>> Begin MATERIAL FOR THIS EXERCISE

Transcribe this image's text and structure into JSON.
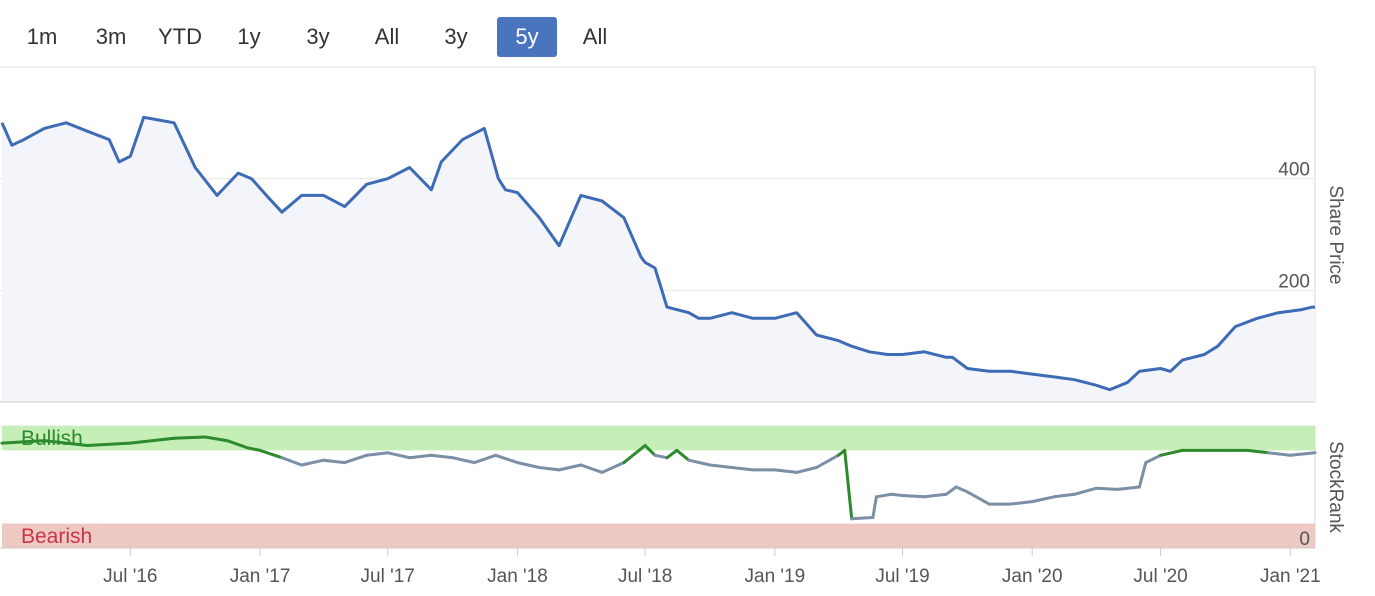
{
  "range_selector": {
    "buttons": [
      {
        "label": "1m",
        "active": false
      },
      {
        "label": "3m",
        "active": false
      },
      {
        "label": "YTD",
        "active": false
      },
      {
        "label": "1y",
        "active": false
      },
      {
        "label": "3y",
        "active": false
      },
      {
        "label": "All",
        "active": false
      },
      {
        "label": "3y",
        "active": false
      },
      {
        "label": "5y",
        "active": true
      },
      {
        "label": "All",
        "active": false
      }
    ],
    "active_color": "#4a74bd"
  },
  "chart_data": [
    {
      "type": "line",
      "ylabel": "Share Price",
      "ylim": [
        0,
        600
      ],
      "yticks": [
        0,
        200,
        400
      ],
      "xlim": [
        "2016-01-01",
        "2021-02-05"
      ],
      "xticks": [
        {
          "date": "2016-07-01",
          "label": "Jul '16"
        },
        {
          "date": "2017-01-01",
          "label": "Jan '17"
        },
        {
          "date": "2017-07-01",
          "label": "Jul '17"
        },
        {
          "date": "2018-01-01",
          "label": "Jan '18"
        },
        {
          "date": "2018-07-01",
          "label": "Jul '18"
        },
        {
          "date": "2019-01-01",
          "label": "Jan '19"
        },
        {
          "date": "2019-07-01",
          "label": "Jul '19"
        },
        {
          "date": "2020-01-01",
          "label": "Jan '20"
        },
        {
          "date": "2020-07-01",
          "label": "Jul '20"
        },
        {
          "date": "2021-01-01",
          "label": "Jan '21"
        }
      ],
      "series": [
        {
          "color": "#3d6bb5",
          "x": [
            "2016-01-01",
            "2016-01-15",
            "2016-02-01",
            "2016-03-01",
            "2016-04-01",
            "2016-05-01",
            "2016-06-01",
            "2016-06-15",
            "2016-07-01",
            "2016-07-20",
            "2016-08-10",
            "2016-09-01",
            "2016-10-01",
            "2016-11-01",
            "2016-12-01",
            "2016-12-20",
            "2017-01-10",
            "2017-02-01",
            "2017-03-01",
            "2017-04-01",
            "2017-05-01",
            "2017-06-01",
            "2017-07-01",
            "2017-08-01",
            "2017-09-01",
            "2017-09-15",
            "2017-10-15",
            "2017-11-15",
            "2017-12-05",
            "2017-12-15",
            "2018-01-01",
            "2018-02-01",
            "2018-03-01",
            "2018-04-01",
            "2018-05-01",
            "2018-06-01",
            "2018-06-25",
            "2018-07-01",
            "2018-07-15",
            "2018-08-01",
            "2018-09-01",
            "2018-09-15",
            "2018-10-01",
            "2018-11-01",
            "2018-12-01",
            "2019-01-01",
            "2019-02-01",
            "2019-03-01",
            "2019-04-01",
            "2019-04-20",
            "2019-05-15",
            "2019-06-10",
            "2019-07-01",
            "2019-08-01",
            "2019-09-01",
            "2019-09-10",
            "2019-10-01",
            "2019-11-01",
            "2019-12-01",
            "2020-01-01",
            "2020-02-01",
            "2020-03-01",
            "2020-04-01",
            "2020-04-20",
            "2020-05-15",
            "2020-06-01",
            "2020-07-01",
            "2020-07-15",
            "2020-08-01",
            "2020-09-01",
            "2020-09-20",
            "2020-10-15",
            "2020-11-15",
            "2020-12-15",
            "2021-01-15",
            "2021-02-01",
            "2021-02-05"
          ],
          "values": [
            500,
            460,
            470,
            490,
            500,
            485,
            470,
            430,
            440,
            510,
            505,
            500,
            420,
            370,
            410,
            400,
            370,
            340,
            370,
            370,
            350,
            390,
            400,
            420,
            380,
            430,
            470,
            490,
            400,
            380,
            375,
            330,
            280,
            370,
            360,
            330,
            260,
            250,
            240,
            170,
            160,
            150,
            150,
            160,
            150,
            150,
            160,
            120,
            110,
            100,
            90,
            85,
            85,
            90,
            80,
            80,
            60,
            55,
            55,
            50,
            45,
            40,
            30,
            22,
            35,
            55,
            60,
            55,
            75,
            85,
            100,
            135,
            150,
            160,
            165,
            170,
            170
          ]
        }
      ]
    },
    {
      "type": "line",
      "ylabel": "StockRank",
      "ylim": [
        0,
        100
      ],
      "yticks": [
        0
      ],
      "xlim": [
        "2016-01-01",
        "2021-02-05"
      ],
      "bands": [
        {
          "label": "Bullish",
          "from": 80,
          "to": 100,
          "color": "#c5efb6",
          "label_color": "#2d8a2d"
        },
        {
          "label": "Bearish",
          "from": 0,
          "to": 20,
          "color": "#eec9c3",
          "label_color": "#cc3344"
        }
      ],
      "series": [
        {
          "color": "#7b8fa6",
          "bullish_color": "#2d8a2d",
          "bearish_color": "#cc3344",
          "x": [
            "2016-01-01",
            "2016-03-01",
            "2016-05-01",
            "2016-07-01",
            "2016-09-01",
            "2016-10-15",
            "2016-11-15",
            "2016-12-15",
            "2017-01-01",
            "2017-02-01",
            "2017-03-01",
            "2017-04-01",
            "2017-05-01",
            "2017-06-01",
            "2017-07-01",
            "2017-08-01",
            "2017-09-01",
            "2017-10-01",
            "2017-11-01",
            "2017-12-01",
            "2018-01-01",
            "2018-02-01",
            "2018-03-01",
            "2018-04-01",
            "2018-05-01",
            "2018-06-01",
            "2018-07-01",
            "2018-07-15",
            "2018-08-01",
            "2018-08-15",
            "2018-09-01",
            "2018-10-01",
            "2018-11-01",
            "2018-12-01",
            "2019-01-01",
            "2019-02-01",
            "2019-03-01",
            "2019-04-01",
            "2019-04-10",
            "2019-04-20",
            "2019-05-20",
            "2019-05-25",
            "2019-06-15",
            "2019-07-01",
            "2019-08-01",
            "2019-09-01",
            "2019-09-15",
            "2019-10-01",
            "2019-11-01",
            "2019-12-01",
            "2020-01-01",
            "2020-02-01",
            "2020-03-01",
            "2020-04-01",
            "2020-05-01",
            "2020-06-01",
            "2020-06-10",
            "2020-07-01",
            "2020-08-01",
            "2020-09-01",
            "2020-10-01",
            "2020-11-01",
            "2020-12-01",
            "2021-01-01",
            "2021-02-05"
          ],
          "values": [
            86,
            88,
            84,
            86,
            90,
            91,
            88,
            82,
            80,
            74,
            68,
            72,
            70,
            76,
            78,
            74,
            76,
            74,
            70,
            76,
            70,
            66,
            64,
            68,
            62,
            70,
            84,
            76,
            74,
            80,
            72,
            68,
            66,
            64,
            64,
            62,
            66,
            76,
            80,
            24,
            25,
            42,
            44,
            43,
            42,
            44,
            50,
            46,
            36,
            36,
            38,
            42,
            44,
            49,
            48,
            50,
            70,
            76,
            80,
            80,
            80,
            80,
            78,
            76,
            78
          ]
        }
      ]
    }
  ]
}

>> End MATERIAL FOR THIS EXERCISE

Reproduce the entries above exactly. Do not include the images.

Transcribe this image's text and structure into JSON.
{
  "range_selector": {
    "buttons": [
      {
        "label": "1m",
        "active": false
      },
      {
        "label": "3m",
        "active": false
      },
      {
        "label": "YTD",
        "active": false
      },
      {
        "label": "1y",
        "active": false
      },
      {
        "label": "3y",
        "active": false
      },
      {
        "label": "All",
        "active": false
      },
      {
        "label": "3y",
        "active": false
      },
      {
        "label": "5y",
        "active": true
      },
      {
        "label": "All",
        "active": false
      }
    ],
    "active_color": "#4a74bd"
  },
  "chart_data": [
    {
      "type": "line",
      "ylabel": "Share Price",
      "ylim": [
        0,
        600
      ],
      "yticks": [
        0,
        200,
        400
      ],
      "xlim": [
        "2016-01-01",
        "2021-02-05"
      ],
      "xticks": [
        {
          "date": "2016-07-01",
          "label": "Jul '16"
        },
        {
          "date": "2017-01-01",
          "label": "Jan '17"
        },
        {
          "date": "2017-07-01",
          "label": "Jul '17"
        },
        {
          "date": "2018-01-01",
          "label": "Jan '18"
        },
        {
          "date": "2018-07-01",
          "label": "Jul '18"
        },
        {
          "date": "2019-01-01",
          "label": "Jan '19"
        },
        {
          "date": "2019-07-01",
          "label": "Jul '19"
        },
        {
          "date": "2020-01-01",
          "label": "Jan '20"
        },
        {
          "date": "2020-07-01",
          "label": "Jul '20"
        },
        {
          "date": "2021-01-01",
          "label": "Jan '21"
        }
      ],
      "series": [
        {
          "color": "#3d6bb5",
          "x": [
            "2016-01-01",
            "2016-01-15",
            "2016-02-01",
            "2016-03-01",
            "2016-04-01",
            "2016-05-01",
            "2016-06-01",
            "2016-06-15",
            "2016-07-01",
            "2016-07-20",
            "2016-08-10",
            "2016-09-01",
            "2016-10-01",
            "2016-11-01",
            "2016-12-01",
            "2016-12-20",
            "2017-01-10",
            "2017-02-01",
            "2017-03-01",
            "2017-04-01",
            "2017-05-01",
            "2017-06-01",
            "2017-07-01",
            "2017-08-01",
            "2017-09-01",
            "2017-09-15",
            "2017-10-15",
            "2017-11-15",
            "2017-12-05",
            "2017-12-15",
            "2018-01-01",
            "2018-02-01",
            "2018-03-01",
            "2018-04-01",
            "2018-05-01",
            "2018-06-01",
            "2018-06-25",
            "2018-07-01",
            "2018-07-15",
            "2018-08-01",
            "2018-09-01",
            "2018-09-15",
            "2018-10-01",
            "2018-11-01",
            "2018-12-01",
            "2019-01-01",
            "2019-02-01",
            "2019-03-01",
            "2019-04-01",
            "2019-04-20",
            "2019-05-15",
            "2019-06-10",
            "2019-07-01",
            "2019-08-01",
            "2019-09-01",
            "2019-09-10",
            "2019-10-01",
            "2019-11-01",
            "2019-12-01",
            "2020-01-01",
            "2020-02-01",
            "2020-03-01",
            "2020-04-01",
            "2020-04-20",
            "2020-05-15",
            "2020-06-01",
            "2020-07-01",
            "2020-07-15",
            "2020-08-01",
            "2020-09-01",
            "2020-09-20",
            "2020-10-15",
            "2020-11-15",
            "2020-12-15",
            "2021-01-15",
            "2021-02-01",
            "2021-02-05"
          ],
          "values": [
            500,
            460,
            470,
            490,
            500,
            485,
            470,
            430,
            440,
            510,
            505,
            500,
            420,
            370,
            410,
            400,
            370,
            340,
            370,
            370,
            350,
            390,
            400,
            420,
            380,
            430,
            470,
            490,
            400,
            380,
            375,
            330,
            280,
            370,
            360,
            330,
            260,
            250,
            240,
            170,
            160,
            150,
            150,
            160,
            150,
            150,
            160,
            120,
            110,
            100,
            90,
            85,
            85,
            90,
            80,
            80,
            60,
            55,
            55,
            50,
            45,
            40,
            30,
            22,
            35,
            55,
            60,
            55,
            75,
            85,
            100,
            135,
            150,
            160,
            165,
            170,
            170
          ]
        }
      ]
    },
    {
      "type": "line",
      "ylabel": "StockRank",
      "ylim": [
        0,
        100
      ],
      "yticks": [
        0
      ],
      "xlim": [
        "2016-01-01",
        "2021-02-05"
      ],
      "bands": [
        {
          "label": "Bullish",
          "from": 80,
          "to": 100,
          "color": "#c5efb6",
          "label_color": "#2d8a2d"
        },
        {
          "label": "Bearish",
          "from": 0,
          "to": 20,
          "color": "#eec9c3",
          "label_color": "#cc3344"
        }
      ],
      "series": [
        {
          "color": "#7b8fa6",
          "bullish_color": "#2d8a2d",
          "bearish_color": "#cc3344",
          "x": [
            "2016-01-01",
            "2016-03-01",
            "2016-05-01",
            "2016-07-01",
            "2016-09-01",
            "2016-10-15",
            "2016-11-15",
            "2016-12-15",
            "2017-01-01",
            "2017-02-01",
            "2017-03-01",
            "2017-04-01",
            "2017-05-01",
            "2017-06-01",
            "2017-07-01",
            "2017-08-01",
            "2017-09-01",
            "2017-10-01",
            "2017-11-01",
            "2017-12-01",
            "2018-01-01",
            "2018-02-01",
            "2018-03-01",
            "2018-04-01",
            "2018-05-01",
            "2018-06-01",
            "2018-07-01",
            "2018-07-15",
            "2018-08-01",
            "2018-08-15",
            "2018-09-01",
            "2018-10-01",
            "2018-11-01",
            "2018-12-01",
            "2019-01-01",
            "2019-02-01",
            "2019-03-01",
            "2019-04-01",
            "2019-04-10",
            "2019-04-20",
            "2019-05-20",
            "2019-05-25",
            "2019-06-15",
            "2019-07-01",
            "2019-08-01",
            "2019-09-01",
            "2019-09-15",
            "2019-10-01",
            "2019-11-01",
            "2019-12-01",
            "2020-01-01",
            "2020-02-01",
            "2020-03-01",
            "2020-04-01",
            "2020-05-01",
            "2020-06-01",
            "2020-06-10",
            "2020-07-01",
            "2020-08-01",
            "2020-09-01",
            "2020-10-01",
            "2020-11-01",
            "2020-12-01",
            "2021-01-01",
            "2021-02-05"
          ],
          "values": [
            86,
            88,
            84,
            86,
            90,
            91,
            88,
            82,
            80,
            74,
            68,
            72,
            70,
            76,
            78,
            74,
            76,
            74,
            70,
            76,
            70,
            66,
            64,
            68,
            62,
            70,
            84,
            76,
            74,
            80,
            72,
            68,
            66,
            64,
            64,
            62,
            66,
            76,
            80,
            24,
            25,
            42,
            44,
            43,
            42,
            44,
            50,
            46,
            36,
            36,
            38,
            42,
            44,
            49,
            48,
            50,
            70,
            76,
            80,
            80,
            80,
            80,
            78,
            76,
            78
          ]
        }
      ]
    }
  ]
}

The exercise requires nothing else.